--- TEXT PROVIDED ---
Gletscherland
- Map of Northeastern Greenland

Geography
- Location: East Greenland
- Coordinates: 72°40′N 27°0′W﻿ / ﻿72.667°N 27.000°W
- Adjacent to: Dickson Fjord Rhedin Fjord Röhss Fjord
- Length: 55 km (34.2 mi)
- Width: 40 km (25 mi)
- Highest elevation: 2,194 m (7198 ft)
- Highest point: Mount Lugano

Administration
- Greenland (Denmark)
- Zone: Northeast Greenland National Park

Demographics
- Population: Uninhabited

= Gletscherland =

Peninsula in Greenland

Gletscherland, meaning "Glacier Land", is a peninsula in King Christian X Land, East Greenland. Administratively it is part of the Northeast Greenland National Park.

== History ==
This peninsula was named during the Three-year Expedition to East Greenland owing to it being largely glaciated. The name "Canton Land" has also been used.

==Geography==
True to its name, Gletscherland is largely glaciated, with many ice caps and glaciers. It is located southwest of Suess Land, northwest of Lyell Land, and southeast of Goodenoughland.
The peninsula has a mountainous, Alpine terrain; Mount Lugano is Gletscherland's highest point. The Cecilia Nunatak rises to the southwest.

It is bounded in the northwest by the Hisinger Glacier, in the north and northeast by the Dickson Fjord, in the southeast by the Rhedin Fjord, in the south by the Wahlenberg Glacier and to the west it is connected to the mainland. The Röhss Fjord and the valley at its head, almost divide the peninsula in two from ENE to WSW. All fjords are branches of the Kempe Fjord.

==Bibliography==
- A. K. Higgins, Jane A. Gilotti, M. Paul Smith (eds.), The Greenland Caledonides: Evolution of the Northeast Margin of Laurentia.

Stored data entries
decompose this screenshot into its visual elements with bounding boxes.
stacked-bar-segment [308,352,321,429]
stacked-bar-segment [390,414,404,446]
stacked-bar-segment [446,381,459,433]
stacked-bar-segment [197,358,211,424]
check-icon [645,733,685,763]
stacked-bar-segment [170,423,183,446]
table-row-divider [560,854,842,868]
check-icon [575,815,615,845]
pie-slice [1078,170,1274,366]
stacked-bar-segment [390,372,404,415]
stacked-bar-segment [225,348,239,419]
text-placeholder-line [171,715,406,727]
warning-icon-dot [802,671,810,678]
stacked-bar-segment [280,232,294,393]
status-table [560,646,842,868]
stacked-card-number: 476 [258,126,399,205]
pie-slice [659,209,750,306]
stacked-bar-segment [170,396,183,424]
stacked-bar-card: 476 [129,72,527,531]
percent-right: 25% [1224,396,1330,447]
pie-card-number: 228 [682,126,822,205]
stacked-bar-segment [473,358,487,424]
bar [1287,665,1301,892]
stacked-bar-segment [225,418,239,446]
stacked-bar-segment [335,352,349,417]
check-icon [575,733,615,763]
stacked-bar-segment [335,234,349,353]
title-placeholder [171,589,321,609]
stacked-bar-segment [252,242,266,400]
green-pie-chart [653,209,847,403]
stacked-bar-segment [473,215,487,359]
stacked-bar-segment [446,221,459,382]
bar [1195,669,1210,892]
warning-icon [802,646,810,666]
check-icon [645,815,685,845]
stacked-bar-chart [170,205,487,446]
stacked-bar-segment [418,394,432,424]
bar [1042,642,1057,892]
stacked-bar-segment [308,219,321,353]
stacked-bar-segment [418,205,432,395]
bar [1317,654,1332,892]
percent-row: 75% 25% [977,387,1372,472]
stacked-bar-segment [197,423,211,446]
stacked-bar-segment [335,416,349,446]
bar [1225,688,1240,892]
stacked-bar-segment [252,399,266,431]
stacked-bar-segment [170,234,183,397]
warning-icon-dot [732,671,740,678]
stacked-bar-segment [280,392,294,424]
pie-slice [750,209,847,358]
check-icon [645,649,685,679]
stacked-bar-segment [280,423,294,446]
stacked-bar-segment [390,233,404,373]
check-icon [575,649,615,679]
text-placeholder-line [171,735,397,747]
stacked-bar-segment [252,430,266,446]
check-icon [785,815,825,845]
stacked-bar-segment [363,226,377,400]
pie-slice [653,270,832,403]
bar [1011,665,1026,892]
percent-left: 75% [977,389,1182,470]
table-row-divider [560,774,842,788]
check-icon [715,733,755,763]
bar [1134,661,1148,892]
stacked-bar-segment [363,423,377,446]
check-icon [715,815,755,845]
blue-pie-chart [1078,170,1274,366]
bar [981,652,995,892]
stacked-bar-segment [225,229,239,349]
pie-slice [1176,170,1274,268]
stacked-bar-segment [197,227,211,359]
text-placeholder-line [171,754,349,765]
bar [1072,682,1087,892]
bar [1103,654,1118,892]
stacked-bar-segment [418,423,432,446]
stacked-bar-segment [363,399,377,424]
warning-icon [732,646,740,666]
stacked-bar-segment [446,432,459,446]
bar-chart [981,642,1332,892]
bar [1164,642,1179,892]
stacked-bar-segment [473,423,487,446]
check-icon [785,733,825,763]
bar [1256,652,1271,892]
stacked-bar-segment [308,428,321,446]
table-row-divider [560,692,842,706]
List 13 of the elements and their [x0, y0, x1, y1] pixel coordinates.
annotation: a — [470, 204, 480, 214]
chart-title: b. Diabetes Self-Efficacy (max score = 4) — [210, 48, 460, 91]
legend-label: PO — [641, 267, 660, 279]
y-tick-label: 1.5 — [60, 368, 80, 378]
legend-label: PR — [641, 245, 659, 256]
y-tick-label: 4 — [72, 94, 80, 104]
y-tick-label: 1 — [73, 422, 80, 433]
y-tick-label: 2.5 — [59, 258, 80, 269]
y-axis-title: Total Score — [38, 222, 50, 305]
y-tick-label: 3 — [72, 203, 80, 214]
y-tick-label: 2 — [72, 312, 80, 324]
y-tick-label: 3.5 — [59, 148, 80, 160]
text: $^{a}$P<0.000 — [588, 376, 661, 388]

--- TASKS TO PERFORM ---
[A] Extract the passage of the Gletscherland text from "Demographics" to "southeast of Goodenoughland.".
[B] According to the Gletscherland text, what other name has been used for the peninsula?
The listing has no connection to the Gletscherland text.

--- SOLUTION LIST ---
[A]
Demographics
- Population: Uninhabited

= Gletscherland =

Peninsula in Greenland

Gletscherland, meaning "Glacier Land", is a peninsula in King Christian X Land, East Greenland. Administratively it is part of the Northeast Greenland National Park.

== History ==
This peninsula was named during the Three-year Expedition to East Greenland owing to it being largely glaciated. The name "Canton Land" has also been used.

==Geography==
True to its name, Gletscherland is largely glaciated, with many ice caps and glaciers. It is located southwest of Suess Land, northwest of Lyell Land, and southeast of Goodenoughland.

[B] Canton Land